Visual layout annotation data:
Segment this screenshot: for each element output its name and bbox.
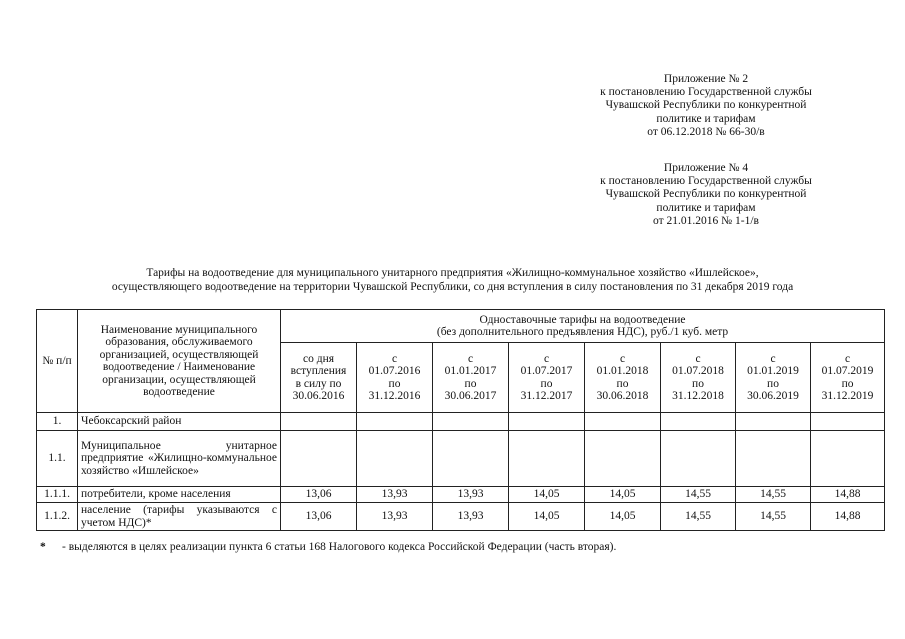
empty-cell (281, 431, 357, 487)
tariff-value: 14,88 (811, 487, 885, 503)
document-title-line2: осуществляющего водоотведение на территории Чувашской Республики, со дня вступления в силу постановления по 31 декабря 2019 года (111, 281, 794, 293)
period-6-l4: 31.12.2018 (672, 390, 724, 402)
period-5-l4: 30.06.2018 (596, 390, 649, 402)
empty-cell (661, 431, 736, 487)
period-1-l1: со дня (302, 352, 335, 365)
period-3-l1: с (467, 352, 474, 365)
tariff-value: 14,05 (509, 487, 585, 503)
appendix-4-line4: политике и тарифам (656, 201, 756, 214)
period-8-l2: 01.07.2019 (821, 365, 874, 377)
period-7-l4: 30.06.2019 (747, 390, 799, 402)
period-3-l4: 30.06.2017 (444, 390, 497, 402)
document-title-line1: Тарифы на водоотведение для муниципального унитарного предприятия «Жилищно-коммунальное хозяйство «Ишлейское», (146, 267, 759, 279)
period-1-l4: 30.06.2016 (292, 390, 345, 402)
header-period-6 (661, 343, 736, 413)
appendix-2-line4: политике и тарифам (656, 112, 756, 125)
header-tariff-group-line2: (без дополнительного предъявления НДС), руб./1 куб. метр (436, 326, 729, 338)
appendix-4-line5: от 21.01.2016 № 1-1/в (653, 214, 759, 227)
period-5-l2: 01.01.2018 (596, 365, 649, 377)
empty-cell (357, 431, 433, 487)
empty-cell (811, 413, 885, 431)
empty-cell (585, 413, 661, 431)
tariff-value: 13,06 (281, 487, 357, 503)
tariff-value: 14,55 (661, 487, 736, 503)
empty-cell (433, 431, 509, 487)
period-7-l2: 01.01.2019 (747, 365, 799, 377)
header-period-4 (509, 343, 585, 413)
header-period-3 (433, 343, 509, 413)
header-period-5 (585, 343, 661, 413)
period-8-l4: 31.12.2019 (821, 390, 874, 402)
tariff-value: 13,06 (281, 503, 357, 531)
section-name: Чебоксарский район (78, 413, 281, 431)
tariff-value: 14,05 (585, 487, 661, 503)
header-period-8 (811, 343, 885, 413)
period-6-l1: с (695, 352, 701, 365)
empty-cell (661, 413, 736, 431)
period-7-l3: по (767, 377, 779, 390)
empty-cell (585, 431, 661, 487)
tariff-value: 14,55 (736, 503, 811, 531)
appendix-4-line1: Приложение № 4 (663, 162, 749, 174)
appendix-2-line1: Приложение № 2 (663, 73, 749, 85)
header-period-2 (357, 343, 433, 413)
appendix-2-line5: от 06.12.2018 № 66-30/в (647, 125, 765, 138)
footnote-mark: * (40, 541, 46, 553)
tariff-value: 14,05 (585, 503, 661, 531)
period-3-l2: 01.01.2017 (444, 365, 497, 377)
table-row (37, 487, 885, 503)
period-4-l2: 01.07.2017 (520, 365, 573, 377)
appendix-2-line2: к постановлению Государственной службы (600, 86, 812, 99)
header-number: № п/п (37, 310, 78, 413)
period-1-l3: в силу по (295, 377, 342, 390)
tariff-value: 13,93 (357, 503, 433, 531)
empty-cell (509, 431, 585, 487)
tariff-value: 13,93 (357, 487, 433, 503)
period-5-l1: с (619, 352, 626, 365)
row-number: 1.1.2. (37, 503, 78, 531)
appendix-4-line3: Чувашской Республики по конкурентной (605, 188, 807, 201)
period-2-l2: 01.07.2016 (368, 365, 421, 377)
period-2-l3: по (388, 377, 401, 390)
tariff-value: 14,55 (736, 487, 811, 503)
period-2-l1: с (391, 352, 398, 365)
appendix-2-header (590, 73, 822, 139)
tariff-table (36, 309, 885, 531)
appendix-4-line2: к постановлению Государственной службы (600, 175, 812, 188)
period-4-l1: с (543, 352, 550, 365)
period-5-l3: по (616, 377, 629, 390)
empty-cell (736, 431, 811, 487)
empty-cell (433, 413, 509, 431)
empty-cell (509, 413, 585, 431)
period-3-l3: по (464, 377, 477, 390)
period-8-l3: по (841, 377, 854, 390)
tariff-value: 14,05 (509, 503, 585, 531)
period-7-l1: с (770, 352, 776, 365)
empty-cell (736, 413, 811, 431)
empty-cell (811, 431, 885, 487)
section-number: 1. (37, 413, 78, 431)
period-2-l4: 31.12.2016 (368, 390, 421, 402)
period-8-l1: с (844, 352, 851, 365)
tariff-value: 13,93 (433, 487, 509, 503)
table-header-row-1 (37, 310, 885, 343)
org-name: Муниципальное унитарное предприятие «Жилищно-коммунальное хозяйство «Ишлейское» (78, 431, 281, 487)
table-row (37, 503, 885, 531)
header-tariff-group-line1: Одноставочные тарифы на водоотведение (479, 313, 686, 326)
document-title (0, 266, 905, 294)
header-organization-name: Наименование муниципального образования, обслуживаемого организацией, осуществляющей водоотведение / Наименование организации, осуществляющей водоотведение (78, 310, 281, 413)
row-name: потребители, кроме населения (78, 487, 281, 503)
header-period-1 (281, 343, 357, 413)
tariff-value: 14,55 (661, 503, 736, 531)
period-4-l4: 31.12.2017 (520, 390, 573, 402)
tariff-value: 13,93 (433, 503, 509, 531)
period-6-l2: 01.07.2018 (672, 365, 724, 377)
row-number: 1.1.1. (37, 487, 78, 503)
tariff-value: 14,88 (811, 503, 885, 531)
period-4-l3: по (540, 377, 553, 390)
footnote-text: - выделяются в целях реализации пункта 6 статьи 168 Налогового кодекса Российской Федерации (часть вторая). (62, 541, 617, 553)
header-tariff-group (281, 310, 885, 343)
table-row-section (37, 413, 885, 431)
footnote (40, 541, 616, 553)
org-number: 1.1. (37, 431, 78, 487)
appendix-4-header (590, 162, 822, 228)
period-6-l3: по (692, 377, 704, 390)
empty-cell (281, 413, 357, 431)
header-period-7 (736, 343, 811, 413)
appendix-2-line3: Чувашской Республики по конкурентной (605, 99, 807, 112)
period-1-l2: вступления (290, 365, 347, 377)
empty-cell (357, 413, 433, 431)
table-row-organization (37, 431, 885, 487)
row-name: население (тарифы указываются с учетом НДС)* (78, 503, 281, 531)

_Your instructions_
Express every line of the listing as a Markdown table with the columns "Row" and "Entry", skipping blank lines and leaving out the pictures.

_Exercise output_
| Row | Entry |
|---|---|
| 1 | Segment this screenshot: for each element output its name and bbox. |
| 2 | empty-cell (281, 431, 357, 487) |
| 3 | tariff-value: 14,88 (811, 487, 885, 503) |
| 4 | document-title-line2: осуществляющего водоотведение на территории Чувашской Республики, со дня вступления в силу постановления по 31 декабря 2019 года (111, 281, 794, 293) |
| 5 | period-6-l4: 31.12.2018 (672, 390, 724, 402) |
| 6 | period-5-l4: 30.06.2018 (596, 390, 649, 402) |
| 7 | empty-cell (661, 431, 736, 487) |
| 8 | period-1-l1: со дня (302, 352, 335, 365) |
| 9 | period-3-l1: с (467, 352, 474, 365) |
| 10 | tariff-value: 14,05 (509, 487, 585, 503) |
| 11 | appendix-4-line4: политике и тарифам (656, 201, 756, 214) |
| 12 | period-8-l2: 01.07.2019 (821, 365, 874, 377) |
| 13 | period-7-l4: 30.06.2019 (747, 390, 799, 402) |
| 14 | period-3-l4: 30.06.2017 (444, 390, 497, 402) |
| 15 | document-title-line1: Тарифы на водоотведение для муниципального унитарного предприятия «Жилищно-коммунальное хозяйство «Ишлейское», (146, 267, 759, 279) |
| 16 | period-1-l4: 30.06.2016 (292, 390, 345, 402) |
| 17 | header-period-6 (661, 343, 736, 413) |
| 18 | appendix-2-line4: политике и тарифам (656, 112, 756, 125) |
| 19 | header-tariff-group-line2: (без дополнительного предъявления НДС), руб./1 куб. метр (436, 326, 729, 338) |
| 20 | appendix-4-line5: от 21.01.2016 № 1-1/в (653, 214, 759, 227) |
| 21 | period-5-l2: 01.01.2018 (596, 365, 649, 377) |
| 22 | empty-cell (357, 431, 433, 487) |
| 23 | empty-cell (811, 413, 885, 431) |
| 24 | empty-cell (585, 413, 661, 431) |
| 25 | tariff-value: 13,06 (281, 487, 357, 503) |
| 26 | tariff-value: 14,55 (661, 487, 736, 503) |
| 27 | empty-cell (433, 431, 509, 487) |
| 28 | period-7-l2: 01.01.2019 (747, 365, 799, 377) |
| 29 | header-period-4 (509, 343, 585, 413) |
| 30 | header-period-3 (433, 343, 509, 413) |
| 31 | header-period-5 (585, 343, 661, 413) |
| 32 | period-8-l4: 31.12.2019 (821, 390, 874, 402) |
| 33 | tariff-value: 13,06 (281, 503, 357, 531) |
| 34 | section-name: Чебоксарский район (78, 413, 281, 431) |
| 35 | tariff-value: 14,05 (585, 487, 661, 503) |
| 36 | header-period-8 (811, 343, 885, 413) |
| 37 | period-6-l1: с (695, 352, 701, 365) |
| 38 | empty-cell (661, 413, 736, 431) |
| 39 | period-7-l3: по (767, 377, 779, 390) |
| 40 | empty-cell (585, 431, 661, 487) |
| 41 | tariff-value: 14,55 (736, 503, 811, 531) |
| 42 | appendix-4-line1: Приложение № 4 (663, 162, 749, 174) |
| 43 | appendix-2-line1: Приложение № 2 (663, 73, 749, 85) |
| 44 | header-period-2 (357, 343, 433, 413) |
| 45 | appendix-2-line5: от 06.12.2018 № 66-30/в (647, 125, 765, 138) |
| 46 | footnote-mark: * (40, 541, 46, 553) |
| 47 | tariff-value: 14,05 (585, 503, 661, 531) |
| 48 | period-3-l2: 01.01.2017 (444, 365, 497, 377) |
| 49 | table-row (37, 487, 885, 503) |
| 50 | period-4-l2: 01.07.2017 (520, 365, 573, 377) |
| 51 | appendix-2-line2: к постановлению Государственной службы (600, 86, 812, 99) |
| 52 | header-number: № п/п (37, 310, 78, 413) |
| 53 | period-1-l3: в силу по (295, 377, 342, 390) |
| 54 | tariff-value: 13,93 (357, 503, 433, 531) |
| 55 | empty-cell (509, 431, 585, 487) |
| 56 | tariff-value: 13,93 (357, 487, 433, 503) |
| 57 | period-5-l1: с (619, 352, 626, 365) |
| 58 | row-number: 1.1.2. (37, 503, 78, 531) |
| 59 | appendix-4-line3: Чувашской Республики по конкурентной (605, 188, 807, 201) |
| 60 | period-2-l2: 01.07.2016 (368, 365, 421, 377) |
| 61 | period-2-l3: по (388, 377, 401, 390) |
| 62 | tariff-value: 14,55 (736, 487, 811, 503) |
| 63 | period-2-l1: с (391, 352, 398, 365) |
| 64 | appendix-2-header (590, 73, 822, 139) |
| 65 | tariff-table (36, 309, 885, 531) |
| 66 | appendix-4-line2: к постановлению Государственной службы (600, 175, 812, 188) |
| 67 | period-4-l1: с (543, 352, 550, 365) |
| 68 | period-5-l3: по (616, 377, 629, 390) |
| 69 | empty-cell (736, 431, 811, 487) |
| 70 | empty-cell (433, 413, 509, 431) |
| 71 | empty-cell (509, 413, 585, 431) |
| 72 | period-3-l3: по (464, 377, 477, 390) |
| 73 | period-8-l3: по (841, 377, 854, 390) |
| 74 | tariff-value: 14,05 (509, 503, 585, 531) |
| 75 | period-7-l1: с (770, 352, 776, 365) |
| 76 | empty-cell (736, 413, 811, 431) |
| 77 | empty-cell (811, 431, 885, 487) |
| 78 | section-number: 1. (37, 413, 78, 431) |
| 79 | period-2-l4: 31.12.2016 (368, 390, 421, 402) |
| 80 | period-8-l1: с (844, 352, 851, 365) |
| 81 | tariff-value: 13,93 (433, 487, 509, 503) |
| 82 | table-header-row-1 (37, 310, 885, 343) |
| 83 | org-name: Муниципальное унитарное предприятие «Жилищно-коммунальное хозяйство «Ишлейское» (78, 431, 281, 487) |
| 84 | table-row (37, 503, 885, 531) |
| 85 | header-tariff-group-line1: Одноставочные тарифы на водоотведение (479, 313, 686, 326) |
| 86 | document-title (0, 266, 905, 294) |
| 87 | header-organization-name: Наименование муниципального образования, обслуживаемого организацией, осуществляющей водоотведение / Наименование организации, осуществляющей водоотведение (78, 310, 281, 413) |
| 88 | row-name: потребители, кроме населения (78, 487, 281, 503) |
| 89 | header-period-1 (281, 343, 357, 413) |
| 90 | tariff-value: 14,55 (661, 503, 736, 531) |
| 91 | period-4-l4: 31.12.2017 (520, 390, 573, 402) |
| 92 | tariff-value: 13,93 (433, 503, 509, 531) |
| 93 | period-6-l2: 01.07.2018 (672, 365, 724, 377) |
| 94 | row-number: 1.1.1. (37, 487, 78, 503) |
| 95 | tariff-value: 14,88 (811, 503, 885, 531) |
| 96 | period-4-l3: по (540, 377, 553, 390) |
| 97 | footnote-text: - выделяются в целях реализации пункта 6 статьи 168 Налогового кодекса Российской Федерации (часть вторая). (62, 541, 617, 553) |
| 98 | header-tariff-group (281, 310, 885, 343) |
| 99 | table-row-section (37, 413, 885, 431) |
| 100 | footnote (40, 541, 616, 553) |
| 101 | org-number: 1.1. (37, 431, 78, 487) |
| 102 | appendix-4-header (590, 162, 822, 228) |
| 103 | period-6-l3: по (692, 377, 704, 390) |
| 104 | empty-cell (281, 413, 357, 431) |
| 105 | header-period-7 (736, 343, 811, 413) |
| 106 | appendix-2-line3: Чувашской Республики по конкурентной (605, 99, 807, 112) |
| 107 | period-1-l2: вступления (290, 365, 347, 377) |
| 108 | empty-cell (357, 413, 433, 431) |
| 109 | table-row-organization (37, 431, 885, 487) |
| 110 | row-name: население (тарифы указываются с учетом НДС)* (78, 503, 281, 531) |